▶ [Instructions for the task] Each line that follows is to be retyped exactly.
[Start of Data extract]
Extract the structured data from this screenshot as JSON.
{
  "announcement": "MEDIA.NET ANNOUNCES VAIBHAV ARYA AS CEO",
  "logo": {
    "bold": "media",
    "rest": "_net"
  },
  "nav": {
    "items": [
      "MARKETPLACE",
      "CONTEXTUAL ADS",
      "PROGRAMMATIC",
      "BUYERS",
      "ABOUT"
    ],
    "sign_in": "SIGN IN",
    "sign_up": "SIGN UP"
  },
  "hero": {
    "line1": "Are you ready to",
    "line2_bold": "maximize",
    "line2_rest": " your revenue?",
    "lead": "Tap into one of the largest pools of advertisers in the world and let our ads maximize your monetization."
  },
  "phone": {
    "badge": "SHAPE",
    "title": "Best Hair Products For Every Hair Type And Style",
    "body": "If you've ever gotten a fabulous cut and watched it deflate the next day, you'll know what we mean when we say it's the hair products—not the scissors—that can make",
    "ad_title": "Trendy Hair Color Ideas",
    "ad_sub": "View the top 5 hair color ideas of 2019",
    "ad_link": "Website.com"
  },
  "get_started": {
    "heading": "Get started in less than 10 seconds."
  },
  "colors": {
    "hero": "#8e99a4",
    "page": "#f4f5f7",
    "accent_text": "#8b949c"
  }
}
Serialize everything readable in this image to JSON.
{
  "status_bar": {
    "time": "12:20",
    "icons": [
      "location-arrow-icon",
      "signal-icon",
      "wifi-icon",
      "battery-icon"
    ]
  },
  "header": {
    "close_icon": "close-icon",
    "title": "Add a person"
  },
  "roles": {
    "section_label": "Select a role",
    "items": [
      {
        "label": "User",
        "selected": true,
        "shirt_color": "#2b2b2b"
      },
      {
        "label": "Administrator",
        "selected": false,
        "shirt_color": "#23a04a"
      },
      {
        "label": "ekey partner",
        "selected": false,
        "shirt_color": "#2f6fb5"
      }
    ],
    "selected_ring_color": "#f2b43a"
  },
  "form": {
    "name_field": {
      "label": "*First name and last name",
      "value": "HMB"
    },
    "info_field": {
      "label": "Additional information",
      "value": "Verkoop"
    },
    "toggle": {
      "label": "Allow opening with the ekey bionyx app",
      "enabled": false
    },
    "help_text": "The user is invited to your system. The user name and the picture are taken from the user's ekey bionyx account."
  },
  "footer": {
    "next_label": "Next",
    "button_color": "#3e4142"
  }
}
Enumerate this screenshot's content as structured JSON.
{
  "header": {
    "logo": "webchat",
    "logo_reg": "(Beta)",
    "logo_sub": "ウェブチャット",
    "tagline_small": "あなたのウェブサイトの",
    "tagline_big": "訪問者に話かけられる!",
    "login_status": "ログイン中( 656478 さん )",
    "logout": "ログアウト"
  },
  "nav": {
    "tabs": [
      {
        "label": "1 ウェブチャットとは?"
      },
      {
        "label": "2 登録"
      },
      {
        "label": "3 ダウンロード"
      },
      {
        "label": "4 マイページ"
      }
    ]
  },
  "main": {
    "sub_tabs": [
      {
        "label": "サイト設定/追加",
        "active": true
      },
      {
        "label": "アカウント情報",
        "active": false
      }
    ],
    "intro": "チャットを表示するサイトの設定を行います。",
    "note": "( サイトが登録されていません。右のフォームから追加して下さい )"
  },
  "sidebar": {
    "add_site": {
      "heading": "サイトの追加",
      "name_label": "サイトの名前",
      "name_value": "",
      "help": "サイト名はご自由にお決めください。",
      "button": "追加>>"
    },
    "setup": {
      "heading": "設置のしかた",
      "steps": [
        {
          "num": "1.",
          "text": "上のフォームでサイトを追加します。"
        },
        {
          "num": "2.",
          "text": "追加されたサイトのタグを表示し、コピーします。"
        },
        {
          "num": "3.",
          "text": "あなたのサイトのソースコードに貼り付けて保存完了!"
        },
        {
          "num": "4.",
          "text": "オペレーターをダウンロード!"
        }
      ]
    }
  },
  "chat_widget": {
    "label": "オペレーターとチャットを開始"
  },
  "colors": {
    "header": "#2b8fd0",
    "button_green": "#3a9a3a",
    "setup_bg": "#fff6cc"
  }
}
[End of Data extract]
▶ [Solution for this task]
Extract the structured data from this screenshot as JSON.
{
  "announcement": "MEDIA.NET ANNOUNCES VAIBHAV ARYA AS CEO",
  "logo": {
    "bold": "media",
    "rest": "_net"
  },
  "nav": {
    "items": [
      "MARKETPLACE",
      "CONTEXTUAL ADS",
      "PROGRAMMATIC",
      "BUYERS",
      "ABOUT"
    ],
    "sign_in": "SIGN IN",
    "sign_up": "SIGN UP"
  },
  "hero": {
    "line1": "Are you ready to",
    "line2_bold": "maximize",
    "line2_rest": " your revenue?",
    "lead": "Tap into one of the largest pools of advertisers in the world and let our ads maximize your monetization."
  },
  "phone": {
    "badge": "SHAPE",
    "title": "Best Hair Products For Every Hair Type And Style",
    "body": "If you've ever gotten a fabulous cut and watched it deflate the next day, you'll know what we mean when we say it's the hair products—not the scissors—that can make",
    "ad_title": "Trendy Hair Color Ideas",
    "ad_sub": "View the top 5 hair color ideas of 2019",
    "ad_link": "Website.com"
  },
  "get_started": {
    "heading": "Get started in less than 10 seconds."
  },
  "colors": {
    "hero": "#8e99a4",
    "page": "#f4f5f7",
    "accent_text": "#8b949c"
  }
}
Serialize everything readable in this image to JSON.
{
  "status_bar": {
    "time": "12:20",
    "icons": [
      "location-arrow-icon",
      "signal-icon",
      "wifi-icon",
      "battery-icon"
    ]
  },
  "header": {
    "close_icon": "close-icon",
    "title": "Add a person"
  },
  "roles": {
    "section_label": "Select a role",
    "items": [
      {
        "label": "User",
        "selected": true,
        "shirt_color": "#2b2b2b"
      },
      {
        "label": "Administrator",
        "selected": false,
        "shirt_color": "#23a04a"
      },
      {
        "label": "ekey partner",
        "selected": false,
        "shirt_color": "#2f6fb5"
      }
    ],
    "selected_ring_color": "#f2b43a"
  },
  "form": {
    "name_field": {
      "label": "*First name and last name",
      "value": "HMB"
    },
    "info_field": {
      "label": "Additional information",
      "value": "Verkoop"
    },
    "toggle": {
      "label": "Allow opening with the ekey bionyx app",
      "enabled": false
    },
    "help_text": "The user is invited to your system. The user name and the picture are taken from the user's ekey bionyx account."
  },
  "footer": {
    "next_label": "Next",
    "button_color": "#3e4142"
  }
}
Enumerate this screenshot's content as structured JSON.
{
  "header": {
    "logo": "webchat",
    "logo_reg": "(Beta)",
    "logo_sub": "ウェブチャット",
    "tagline_small": "あなたのウェブサイトの",
    "tagline_big": "訪問者に話かけられる!",
    "login_status": "ログイン中( 656478 さん )",
    "logout": "ログアウト"
  },
  "nav": {
    "tabs": [
      {
        "label": "1 ウェブチャットとは?"
      },
      {
        "label": "2 登録"
      },
      {
        "label": "3 ダウンロード"
      },
      {
        "label": "4 マイページ"
      }
    ]
  },
  "main": {
    "sub_tabs": [
      {
        "label": "サイト設定/追加",
        "active": true
      },
      {
        "label": "アカウント情報",
        "active": false
      }
    ],
    "intro": "チャットを表示するサイトの設定を行います。",
    "note": "( サイトが登録されていません。右のフォームから追加して下さい )"
  },
  "sidebar": {
    "add_site": {
      "heading": "サイトの追加",
      "name_label": "サイトの名前",
      "name_value": "",
      "help": "サイト名はご自由にお決めください。",
      "button": "追加>>"
    },
    "setup": {
      "heading": "設置のしかた",
      "steps": [
        {
          "num": "1.",
          "text": "上のフォームでサイトを追加します。"
        },
        {
          "num": "2.",
          "text": "追加されたサイトのタグを表示し、コピーします。"
        },
        {
          "num": "3.",
          "text": "あなたのサイトのソースコードに貼り付けて保存完了!"
        },
        {
          "num": "4.",
          "text": "オペレーターをダウンロード!"
        }
      ]
    }
  },
  "chat_widget": {
    "label": "オペレーターとチャットを開始"
  },
  "colors": {
    "header": "#2b8fd0",
    "button_green": "#3a9a3a",
    "setup_bg": "#fff6cc"
  }
}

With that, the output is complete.